Task requirements ▸ All records must be quoted exactly. Omit the pictures.

Supplied material ▸

--

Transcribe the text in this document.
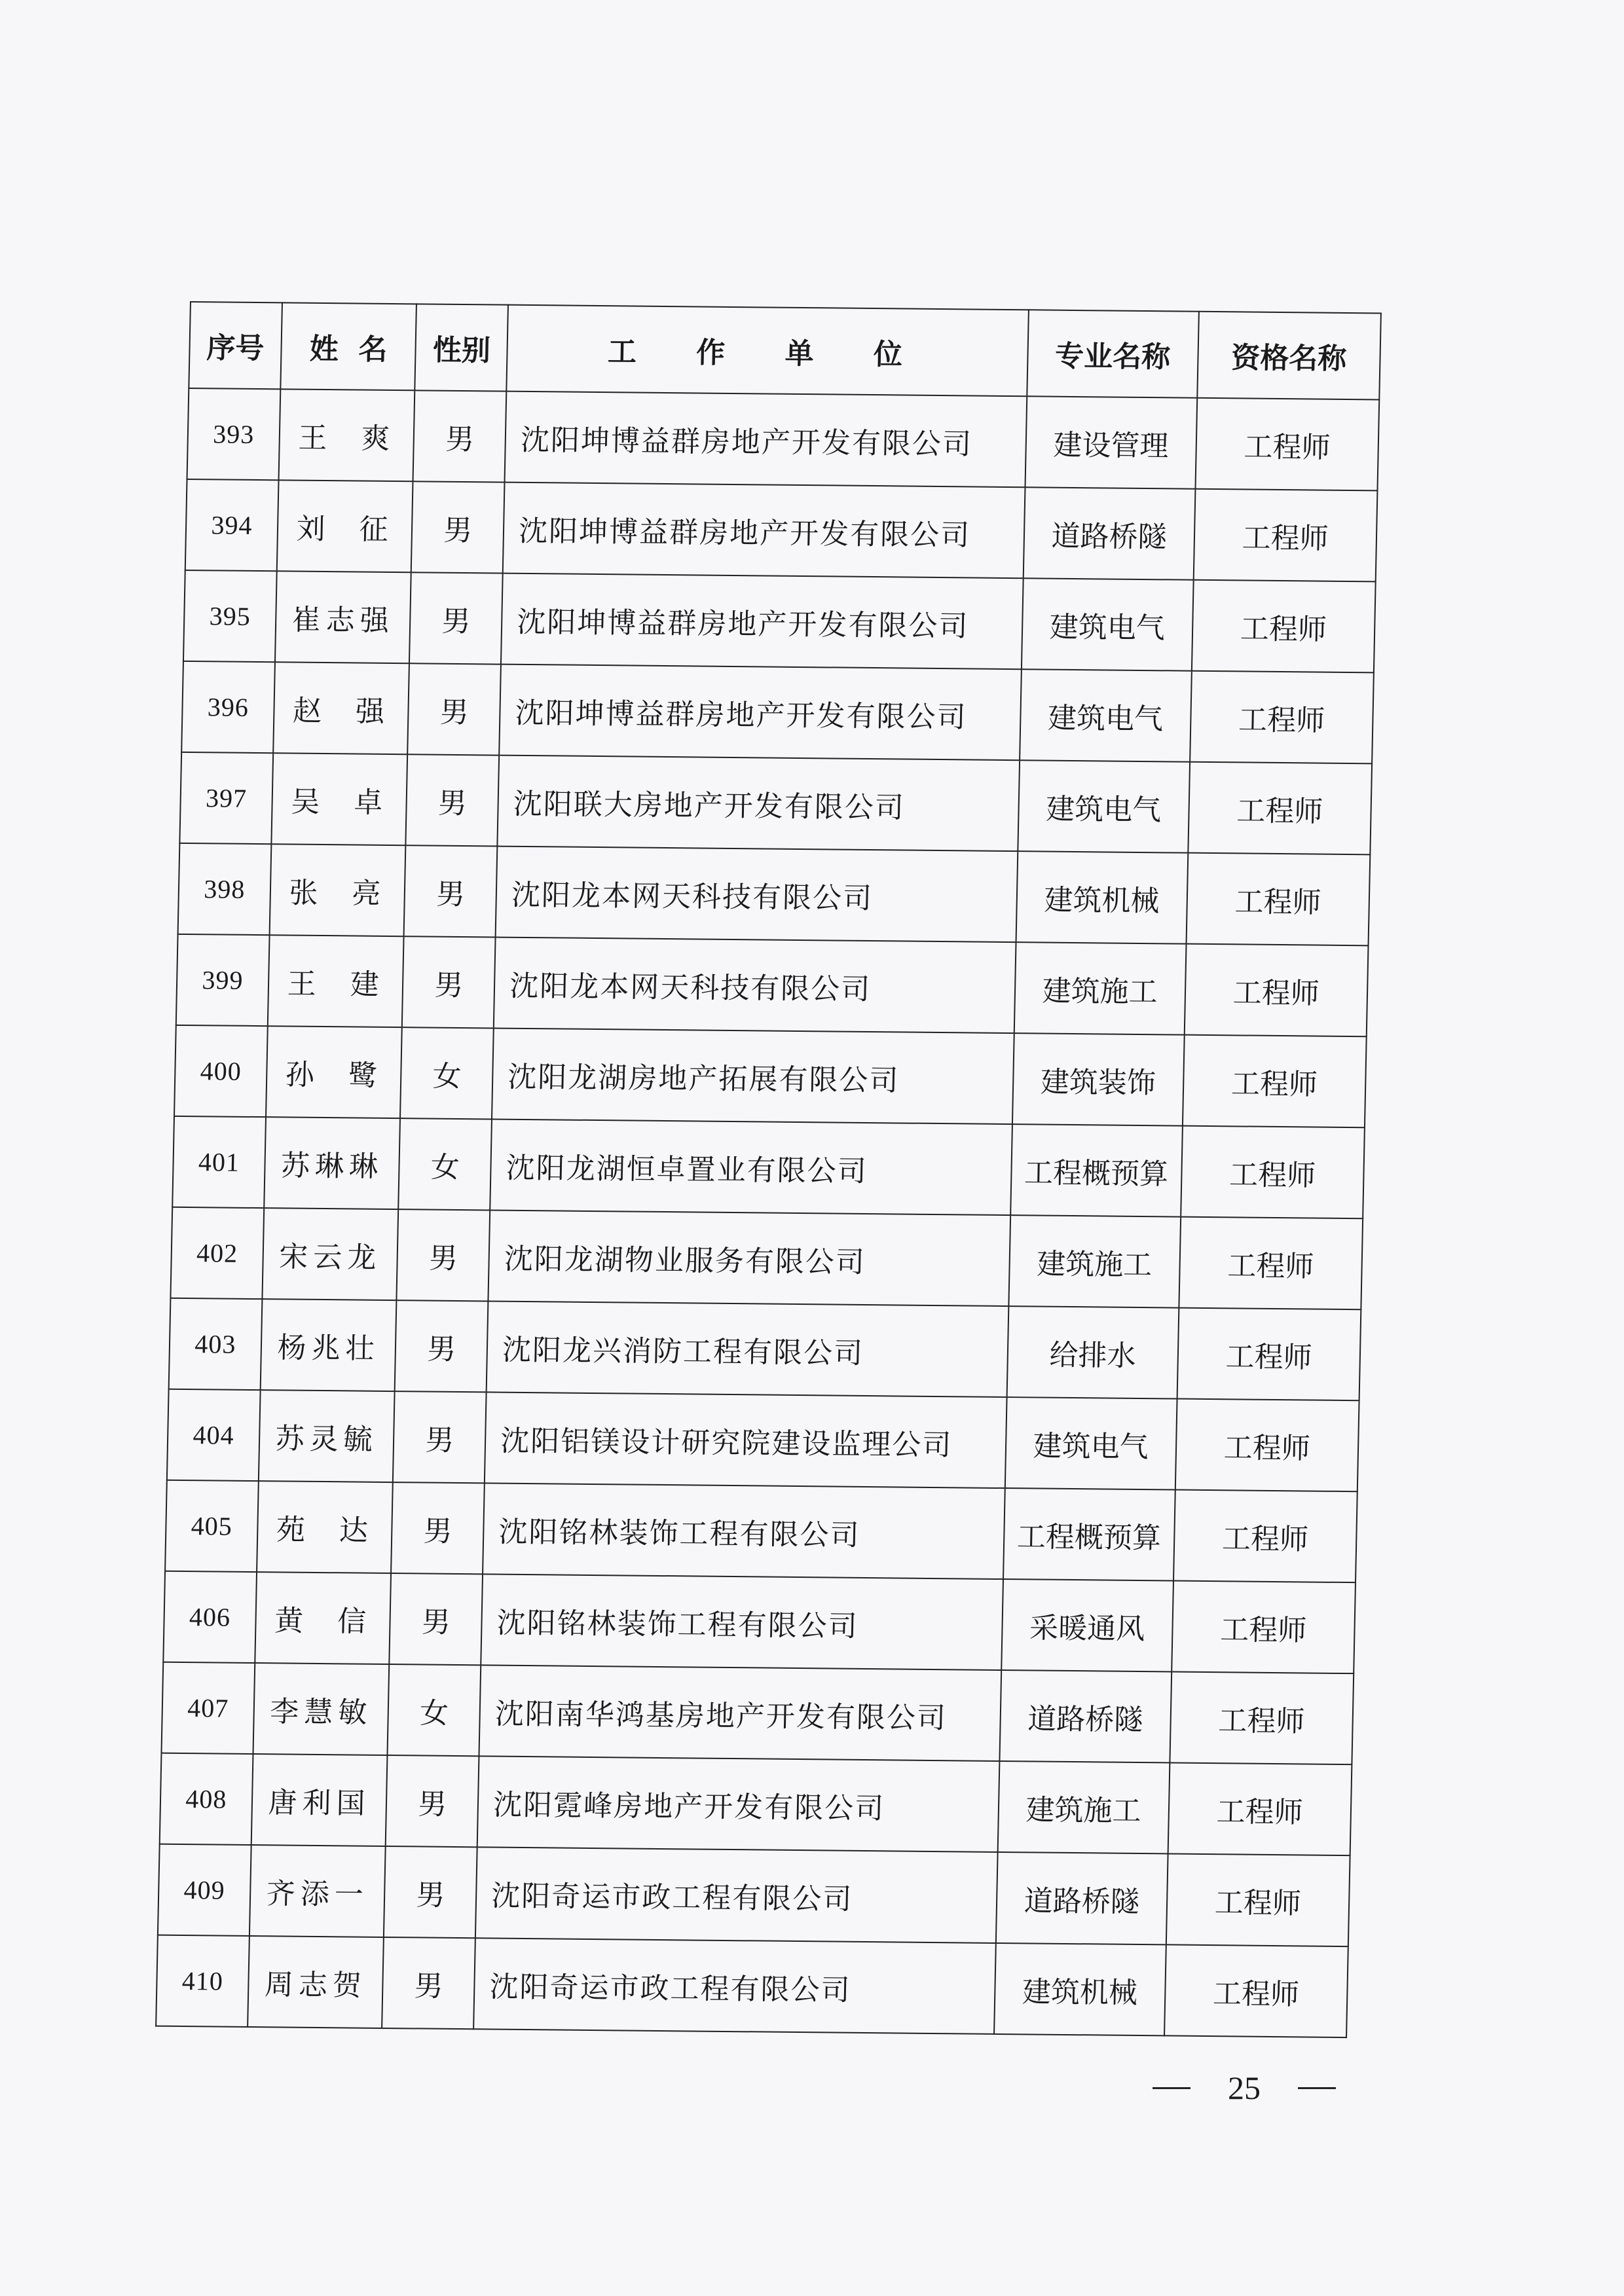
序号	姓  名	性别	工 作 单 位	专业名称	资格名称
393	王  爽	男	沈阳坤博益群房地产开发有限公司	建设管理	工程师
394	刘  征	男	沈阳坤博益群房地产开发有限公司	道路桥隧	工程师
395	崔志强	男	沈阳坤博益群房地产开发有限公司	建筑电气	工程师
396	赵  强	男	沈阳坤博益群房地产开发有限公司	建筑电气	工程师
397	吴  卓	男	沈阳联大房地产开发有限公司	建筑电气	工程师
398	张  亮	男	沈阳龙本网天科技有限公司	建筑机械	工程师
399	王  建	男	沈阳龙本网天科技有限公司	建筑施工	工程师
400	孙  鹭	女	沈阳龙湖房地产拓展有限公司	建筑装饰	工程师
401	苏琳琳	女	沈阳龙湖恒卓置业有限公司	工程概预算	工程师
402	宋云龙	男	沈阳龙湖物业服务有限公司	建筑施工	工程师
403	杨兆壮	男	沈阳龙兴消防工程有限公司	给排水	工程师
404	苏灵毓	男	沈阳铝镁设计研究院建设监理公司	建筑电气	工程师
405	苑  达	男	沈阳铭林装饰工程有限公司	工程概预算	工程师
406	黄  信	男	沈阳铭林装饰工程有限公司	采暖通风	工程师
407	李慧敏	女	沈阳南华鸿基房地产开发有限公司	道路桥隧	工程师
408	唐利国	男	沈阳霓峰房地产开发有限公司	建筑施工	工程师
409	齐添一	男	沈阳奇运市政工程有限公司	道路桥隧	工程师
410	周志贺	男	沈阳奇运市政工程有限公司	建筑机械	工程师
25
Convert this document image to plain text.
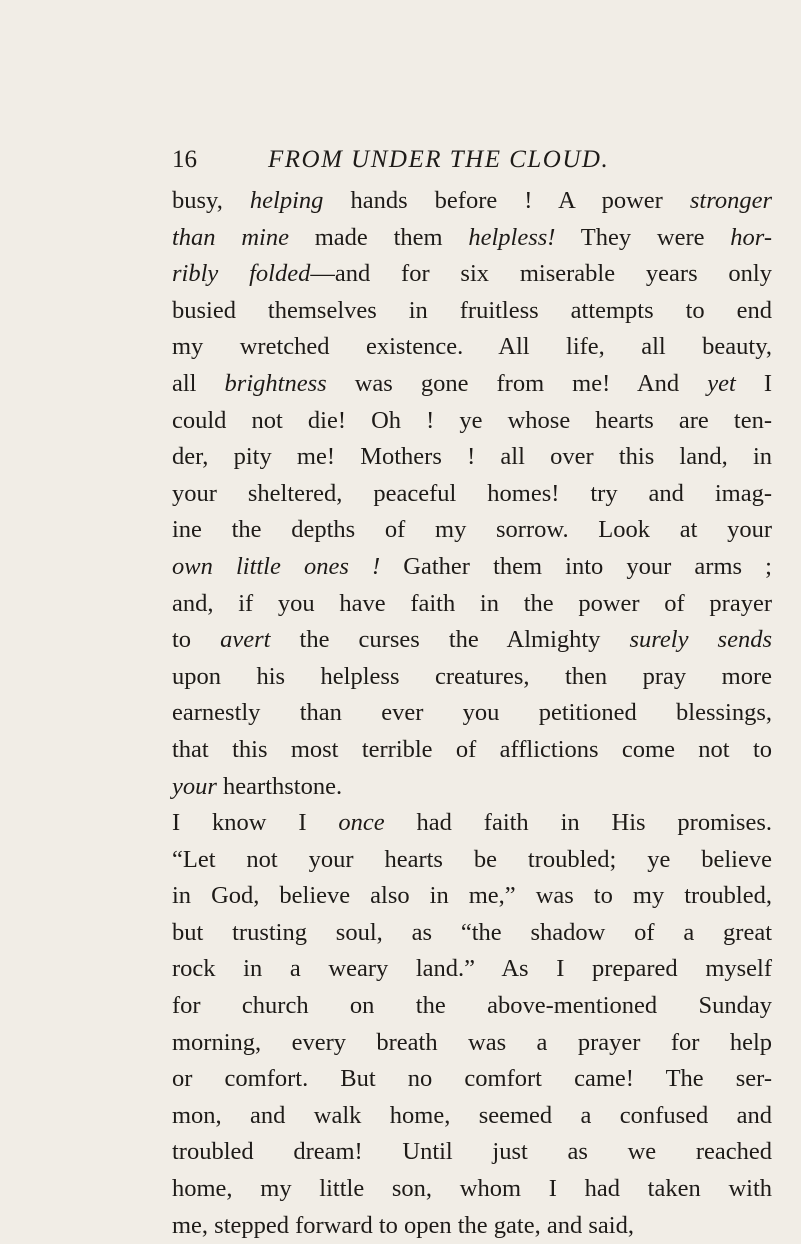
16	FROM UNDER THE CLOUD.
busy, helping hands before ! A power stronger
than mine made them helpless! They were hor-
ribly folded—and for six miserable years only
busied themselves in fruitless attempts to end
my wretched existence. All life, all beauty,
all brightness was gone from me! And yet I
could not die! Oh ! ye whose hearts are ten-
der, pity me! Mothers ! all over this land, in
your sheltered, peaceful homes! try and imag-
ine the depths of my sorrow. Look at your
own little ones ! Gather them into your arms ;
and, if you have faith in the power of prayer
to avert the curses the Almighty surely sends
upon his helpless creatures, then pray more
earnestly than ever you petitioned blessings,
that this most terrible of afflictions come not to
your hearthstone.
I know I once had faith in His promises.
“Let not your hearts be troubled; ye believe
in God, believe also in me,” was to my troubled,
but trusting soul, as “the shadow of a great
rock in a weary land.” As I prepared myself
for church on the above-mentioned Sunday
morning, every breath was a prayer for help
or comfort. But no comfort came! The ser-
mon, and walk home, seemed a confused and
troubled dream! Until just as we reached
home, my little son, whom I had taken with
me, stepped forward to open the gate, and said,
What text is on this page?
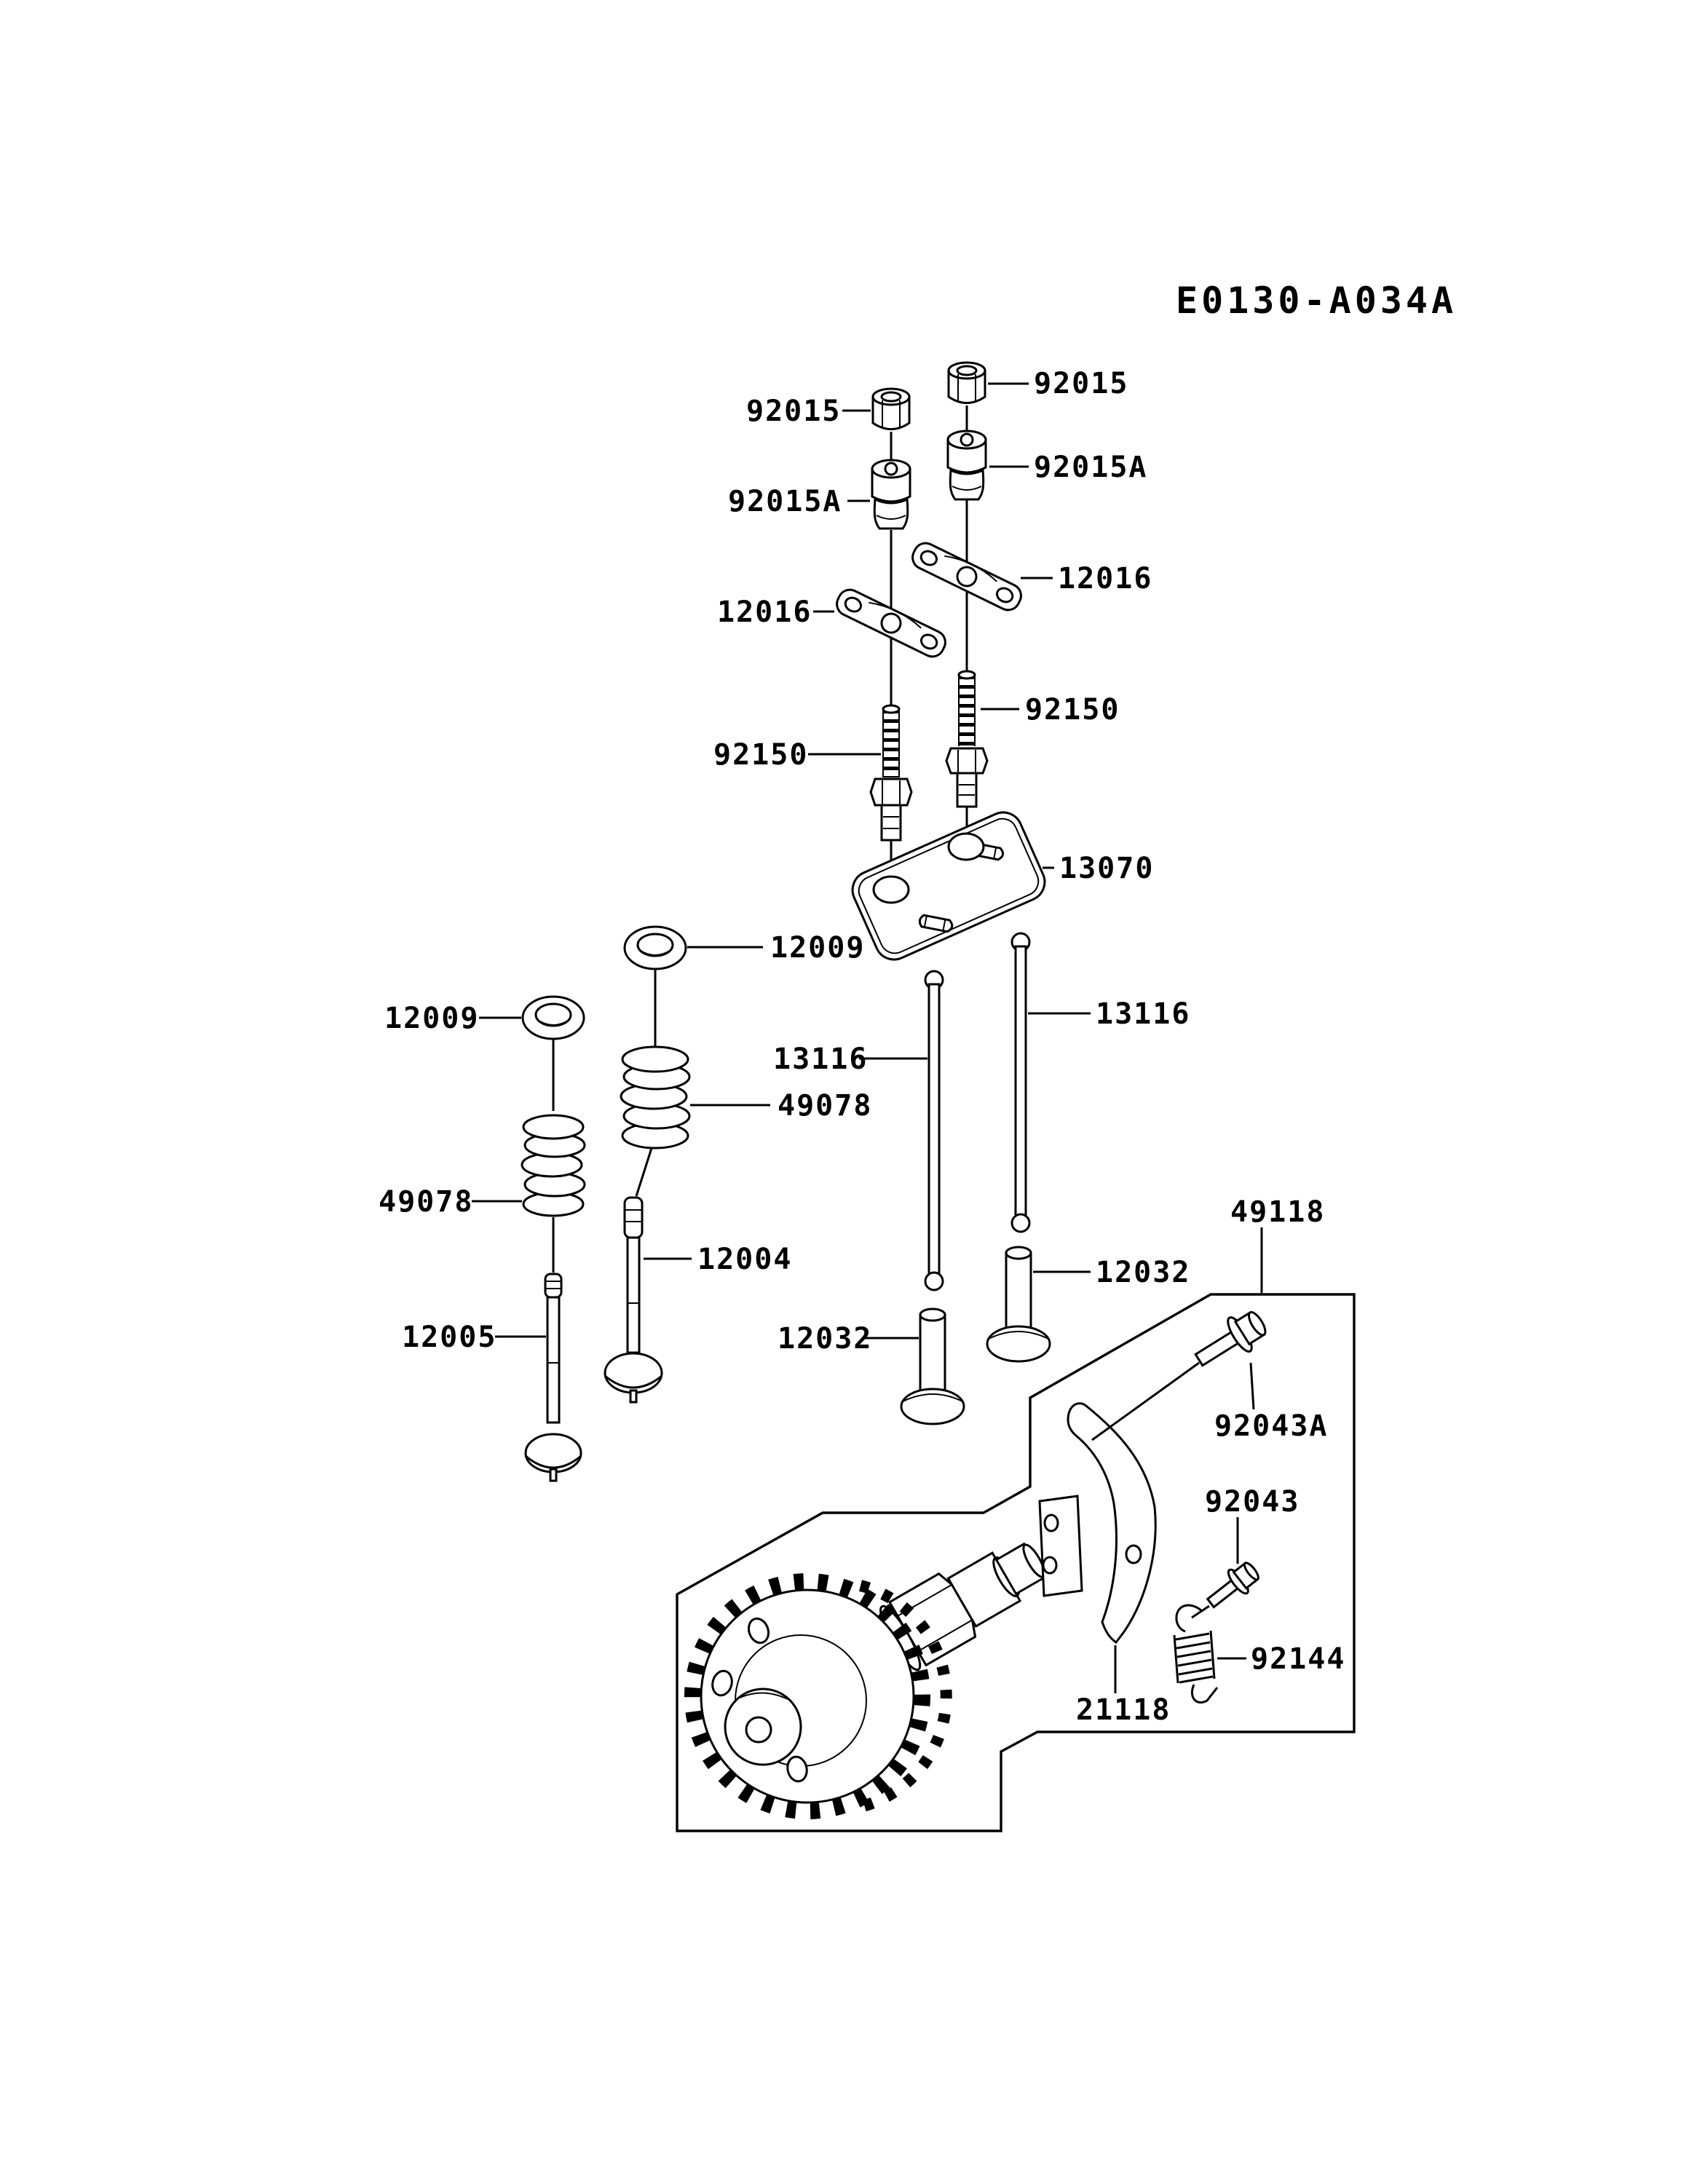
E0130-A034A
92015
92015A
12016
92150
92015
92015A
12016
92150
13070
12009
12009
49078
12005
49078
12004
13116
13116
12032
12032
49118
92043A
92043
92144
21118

--

Correct result ▸
Transcribe the text in this document.
序号	姓  名	性别	工 作 单 位	专业名称	资格名称
393	王  爽	男	沈阳坤博益群房地产开发有限公司	建设管理	工程师
394	刘  征	男	沈阳坤博益群房地产开发有限公司	道路桥隧	工程师
395	崔志强	男	沈阳坤博益群房地产开发有限公司	建筑电气	工程师
396	赵  强	男	沈阳坤博益群房地产开发有限公司	建筑电气	工程师
397	吴  卓	男	沈阳联大房地产开发有限公司	建筑电气	工程师
398	张  亮	男	沈阳龙本网天科技有限公司	建筑机械	工程师
399	王  建	男	沈阳龙本网天科技有限公司	建筑施工	工程师
400	孙  鹭	女	沈阳龙湖房地产拓展有限公司	建筑装饰	工程师
401	苏琳琳	女	沈阳龙湖恒卓置业有限公司	工程概预算	工程师
402	宋云龙	男	沈阳龙湖物业服务有限公司	建筑施工	工程师
403	杨兆壮	男	沈阳龙兴消防工程有限公司	给排水	工程师
404	苏灵毓	男	沈阳铝镁设计研究院建设监理公司	建筑电气	工程师
405	苑  达	男	沈阳铭林装饰工程有限公司	工程概预算	工程师
406	黄  信	男	沈阳铭林装饰工程有限公司	采暖通风	工程师
407	李慧敏	女	沈阳南华鸿基房地产开发有限公司	道路桥隧	工程师
408	唐利国	男	沈阳霓峰房地产开发有限公司	建筑施工	工程师
409	齐添一	男	沈阳奇运市政工程有限公司	道路桥隧	工程师
410	周志贺	男	沈阳奇运市政工程有限公司	建筑机械	工程师
25
Convert this document image to plain text.
16	FROM UNDER THE CLOUD.
busy, helping hands before ! A power stronger
than mine made them helpless! They were hor-
ribly folded—and for six miserable years only
busied themselves in fruitless attempts to end
my wretched existence. All life, all beauty,
all brightness was gone from me! And yet I
could not die! Oh ! ye whose hearts are ten-
der, pity me! Mothers ! all over this land, in
your sheltered, peaceful homes! try and imag-
ine the depths of my sorrow. Look at your
own little ones ! Gather them into your arms ;
and, if you have faith in the power of prayer
to avert the curses the Almighty surely sends
upon his helpless creatures, then pray more
earnestly than ever you petitioned blessings,
that this most terrible of afflictions come not to
your hearthstone.
I know I once had faith in His promises.
“Let not your hearts be troubled; ye believe
in God, believe also in me,” was to my troubled,
but trusting soul, as “the shadow of a great
rock in a weary land.” As I prepared myself
for church on the above-mentioned Sunday
morning, every breath was a prayer for help
or comfort. But no comfort came! The ser-
mon, and walk home, seemed a confused and
troubled dream! Until just as we reached
home, my little son, whom I had taken with
me, stepped forward to open the gate, and said,
What text is on this page?
E0130-A034A
92015
92015A
12016
92150
92015
92015A
12016
92150
13070
12009
12009
49078
12005
49078
12004
13116
13116
12032
12032
49118
92043A
92043
92144
21118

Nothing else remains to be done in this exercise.